* **Record list**
-------------------------

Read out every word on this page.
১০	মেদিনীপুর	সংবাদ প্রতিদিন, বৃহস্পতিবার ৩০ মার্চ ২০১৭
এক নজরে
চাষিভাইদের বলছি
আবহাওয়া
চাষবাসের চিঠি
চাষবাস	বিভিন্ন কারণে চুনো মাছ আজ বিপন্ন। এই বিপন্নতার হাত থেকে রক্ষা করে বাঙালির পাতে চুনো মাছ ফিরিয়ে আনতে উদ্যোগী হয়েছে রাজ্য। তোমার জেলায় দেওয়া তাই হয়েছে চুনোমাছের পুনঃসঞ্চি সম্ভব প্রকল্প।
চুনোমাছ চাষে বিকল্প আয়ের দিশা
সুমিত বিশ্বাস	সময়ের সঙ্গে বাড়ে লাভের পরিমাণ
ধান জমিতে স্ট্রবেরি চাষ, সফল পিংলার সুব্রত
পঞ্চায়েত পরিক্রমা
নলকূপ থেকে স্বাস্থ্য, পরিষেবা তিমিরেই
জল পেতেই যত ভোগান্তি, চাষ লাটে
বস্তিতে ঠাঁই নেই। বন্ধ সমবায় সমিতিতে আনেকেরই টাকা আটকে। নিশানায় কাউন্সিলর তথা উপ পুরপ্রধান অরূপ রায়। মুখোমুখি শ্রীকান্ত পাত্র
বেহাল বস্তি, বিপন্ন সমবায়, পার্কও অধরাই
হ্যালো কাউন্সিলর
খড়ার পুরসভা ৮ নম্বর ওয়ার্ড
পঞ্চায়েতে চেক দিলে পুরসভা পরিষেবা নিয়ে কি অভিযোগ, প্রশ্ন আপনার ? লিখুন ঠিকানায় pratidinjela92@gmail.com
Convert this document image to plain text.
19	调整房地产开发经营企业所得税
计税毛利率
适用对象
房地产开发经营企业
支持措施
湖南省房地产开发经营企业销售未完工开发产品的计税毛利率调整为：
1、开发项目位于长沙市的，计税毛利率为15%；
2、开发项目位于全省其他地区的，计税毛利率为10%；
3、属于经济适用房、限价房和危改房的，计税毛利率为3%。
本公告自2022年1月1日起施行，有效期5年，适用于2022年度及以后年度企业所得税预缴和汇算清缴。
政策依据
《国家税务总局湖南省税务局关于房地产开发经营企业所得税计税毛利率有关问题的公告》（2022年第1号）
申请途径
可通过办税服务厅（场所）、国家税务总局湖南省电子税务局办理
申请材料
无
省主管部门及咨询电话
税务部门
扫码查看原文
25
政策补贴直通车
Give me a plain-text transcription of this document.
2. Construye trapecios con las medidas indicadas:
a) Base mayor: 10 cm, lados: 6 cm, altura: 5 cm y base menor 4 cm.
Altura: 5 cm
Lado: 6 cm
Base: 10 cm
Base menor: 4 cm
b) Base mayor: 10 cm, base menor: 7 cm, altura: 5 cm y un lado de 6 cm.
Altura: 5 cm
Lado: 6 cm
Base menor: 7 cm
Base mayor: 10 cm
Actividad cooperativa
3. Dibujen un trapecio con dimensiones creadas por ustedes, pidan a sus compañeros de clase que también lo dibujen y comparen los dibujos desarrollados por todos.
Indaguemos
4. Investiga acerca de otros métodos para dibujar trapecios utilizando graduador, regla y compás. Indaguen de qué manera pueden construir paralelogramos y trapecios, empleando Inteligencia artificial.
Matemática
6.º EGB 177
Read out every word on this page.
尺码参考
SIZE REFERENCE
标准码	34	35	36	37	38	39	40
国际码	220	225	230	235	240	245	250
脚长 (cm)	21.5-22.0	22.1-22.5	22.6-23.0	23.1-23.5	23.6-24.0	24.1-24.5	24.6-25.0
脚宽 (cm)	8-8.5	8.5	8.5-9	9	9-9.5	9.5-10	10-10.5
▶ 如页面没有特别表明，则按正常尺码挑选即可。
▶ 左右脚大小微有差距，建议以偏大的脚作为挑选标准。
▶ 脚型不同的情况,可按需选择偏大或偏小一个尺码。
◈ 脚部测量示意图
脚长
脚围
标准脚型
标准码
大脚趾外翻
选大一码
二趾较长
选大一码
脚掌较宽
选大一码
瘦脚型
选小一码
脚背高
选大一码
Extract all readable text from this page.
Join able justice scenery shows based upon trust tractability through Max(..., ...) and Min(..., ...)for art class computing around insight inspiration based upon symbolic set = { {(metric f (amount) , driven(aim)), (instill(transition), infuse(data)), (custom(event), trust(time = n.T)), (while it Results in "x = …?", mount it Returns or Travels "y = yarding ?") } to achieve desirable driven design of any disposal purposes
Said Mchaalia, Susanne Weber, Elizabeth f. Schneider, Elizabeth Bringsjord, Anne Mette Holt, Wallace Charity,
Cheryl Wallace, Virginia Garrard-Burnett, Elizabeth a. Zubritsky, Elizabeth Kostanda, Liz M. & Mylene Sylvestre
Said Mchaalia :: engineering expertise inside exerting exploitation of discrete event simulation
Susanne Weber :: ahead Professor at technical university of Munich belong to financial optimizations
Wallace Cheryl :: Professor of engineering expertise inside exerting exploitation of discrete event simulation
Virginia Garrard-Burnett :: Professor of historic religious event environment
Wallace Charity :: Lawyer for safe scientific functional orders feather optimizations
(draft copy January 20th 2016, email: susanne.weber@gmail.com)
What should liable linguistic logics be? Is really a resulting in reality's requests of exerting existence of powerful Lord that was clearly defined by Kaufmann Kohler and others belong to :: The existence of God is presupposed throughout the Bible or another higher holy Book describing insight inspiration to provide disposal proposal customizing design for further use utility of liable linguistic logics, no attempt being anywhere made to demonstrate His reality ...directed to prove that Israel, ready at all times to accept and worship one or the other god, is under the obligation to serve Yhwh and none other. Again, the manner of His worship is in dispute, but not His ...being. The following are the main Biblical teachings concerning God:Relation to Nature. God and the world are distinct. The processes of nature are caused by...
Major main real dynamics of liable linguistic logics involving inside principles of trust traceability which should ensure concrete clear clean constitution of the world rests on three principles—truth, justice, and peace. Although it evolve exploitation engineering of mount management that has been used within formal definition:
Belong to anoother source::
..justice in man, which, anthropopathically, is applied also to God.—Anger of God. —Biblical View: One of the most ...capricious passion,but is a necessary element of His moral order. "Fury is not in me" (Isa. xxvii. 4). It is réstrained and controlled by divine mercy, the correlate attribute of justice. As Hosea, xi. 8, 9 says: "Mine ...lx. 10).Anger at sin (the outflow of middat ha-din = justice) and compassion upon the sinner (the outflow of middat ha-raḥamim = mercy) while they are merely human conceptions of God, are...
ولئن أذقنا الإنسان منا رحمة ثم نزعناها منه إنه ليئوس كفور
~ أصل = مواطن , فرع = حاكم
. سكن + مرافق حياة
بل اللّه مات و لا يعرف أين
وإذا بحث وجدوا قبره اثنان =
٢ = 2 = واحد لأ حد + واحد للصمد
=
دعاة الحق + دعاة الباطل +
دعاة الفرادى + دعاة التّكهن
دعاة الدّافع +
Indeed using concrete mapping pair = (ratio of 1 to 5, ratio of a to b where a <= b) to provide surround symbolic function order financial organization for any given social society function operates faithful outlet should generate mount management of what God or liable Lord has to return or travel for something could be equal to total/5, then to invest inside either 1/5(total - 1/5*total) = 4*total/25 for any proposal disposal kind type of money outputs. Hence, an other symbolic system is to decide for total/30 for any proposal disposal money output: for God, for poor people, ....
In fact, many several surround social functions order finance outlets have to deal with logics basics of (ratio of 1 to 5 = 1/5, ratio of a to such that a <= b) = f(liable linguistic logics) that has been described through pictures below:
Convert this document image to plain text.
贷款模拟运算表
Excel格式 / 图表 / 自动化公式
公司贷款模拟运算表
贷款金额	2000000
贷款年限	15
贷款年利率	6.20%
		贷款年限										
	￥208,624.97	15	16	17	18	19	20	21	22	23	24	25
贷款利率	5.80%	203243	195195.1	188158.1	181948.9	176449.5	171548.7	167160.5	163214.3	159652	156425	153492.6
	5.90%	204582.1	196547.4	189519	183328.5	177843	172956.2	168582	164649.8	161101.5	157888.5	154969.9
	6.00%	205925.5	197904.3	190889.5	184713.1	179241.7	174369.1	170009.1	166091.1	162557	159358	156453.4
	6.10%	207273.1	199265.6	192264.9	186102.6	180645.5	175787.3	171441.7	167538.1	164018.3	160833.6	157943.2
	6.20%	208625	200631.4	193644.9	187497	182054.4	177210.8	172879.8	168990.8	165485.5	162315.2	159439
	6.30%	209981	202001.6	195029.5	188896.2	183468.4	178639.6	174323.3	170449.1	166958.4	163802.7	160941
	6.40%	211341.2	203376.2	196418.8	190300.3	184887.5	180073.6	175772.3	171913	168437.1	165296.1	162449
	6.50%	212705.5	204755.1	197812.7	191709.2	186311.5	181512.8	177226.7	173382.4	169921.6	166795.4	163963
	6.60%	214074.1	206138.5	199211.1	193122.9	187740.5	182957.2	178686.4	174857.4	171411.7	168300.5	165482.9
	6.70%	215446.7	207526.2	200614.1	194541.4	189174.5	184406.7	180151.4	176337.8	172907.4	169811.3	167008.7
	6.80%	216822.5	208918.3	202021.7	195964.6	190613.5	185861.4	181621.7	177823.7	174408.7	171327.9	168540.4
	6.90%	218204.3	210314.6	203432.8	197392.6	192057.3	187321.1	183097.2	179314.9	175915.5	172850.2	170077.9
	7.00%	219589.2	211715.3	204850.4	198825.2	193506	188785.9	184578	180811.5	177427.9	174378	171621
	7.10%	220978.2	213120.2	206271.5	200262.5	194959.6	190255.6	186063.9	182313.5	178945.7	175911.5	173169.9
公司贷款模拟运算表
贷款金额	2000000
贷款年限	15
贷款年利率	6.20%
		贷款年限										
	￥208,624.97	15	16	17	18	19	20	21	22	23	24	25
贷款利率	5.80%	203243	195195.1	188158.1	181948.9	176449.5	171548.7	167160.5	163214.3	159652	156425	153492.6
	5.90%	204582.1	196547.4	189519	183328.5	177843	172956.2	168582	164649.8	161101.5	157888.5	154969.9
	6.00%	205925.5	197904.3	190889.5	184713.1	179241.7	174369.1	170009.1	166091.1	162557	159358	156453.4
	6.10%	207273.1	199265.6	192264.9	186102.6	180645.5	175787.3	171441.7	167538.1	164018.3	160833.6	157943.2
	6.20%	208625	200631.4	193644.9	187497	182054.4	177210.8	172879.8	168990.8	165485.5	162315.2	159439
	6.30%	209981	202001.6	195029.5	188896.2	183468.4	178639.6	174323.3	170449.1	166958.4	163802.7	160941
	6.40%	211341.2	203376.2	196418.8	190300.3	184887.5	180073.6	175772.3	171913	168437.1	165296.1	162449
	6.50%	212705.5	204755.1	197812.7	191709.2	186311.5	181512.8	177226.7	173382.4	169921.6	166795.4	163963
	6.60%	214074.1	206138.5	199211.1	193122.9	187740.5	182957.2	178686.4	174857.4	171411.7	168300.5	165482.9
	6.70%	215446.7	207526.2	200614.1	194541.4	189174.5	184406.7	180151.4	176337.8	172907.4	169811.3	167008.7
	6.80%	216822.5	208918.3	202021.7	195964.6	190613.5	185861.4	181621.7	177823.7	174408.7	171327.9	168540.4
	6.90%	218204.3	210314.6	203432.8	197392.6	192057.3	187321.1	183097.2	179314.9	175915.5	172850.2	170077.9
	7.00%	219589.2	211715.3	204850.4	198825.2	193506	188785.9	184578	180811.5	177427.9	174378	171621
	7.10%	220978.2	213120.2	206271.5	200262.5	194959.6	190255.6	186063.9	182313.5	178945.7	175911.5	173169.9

-------------------------

* **Written exercise**
Of all the lines in the listing above, how many contain the word "Burnett"? Answer with the number alone.

* **The answer**
2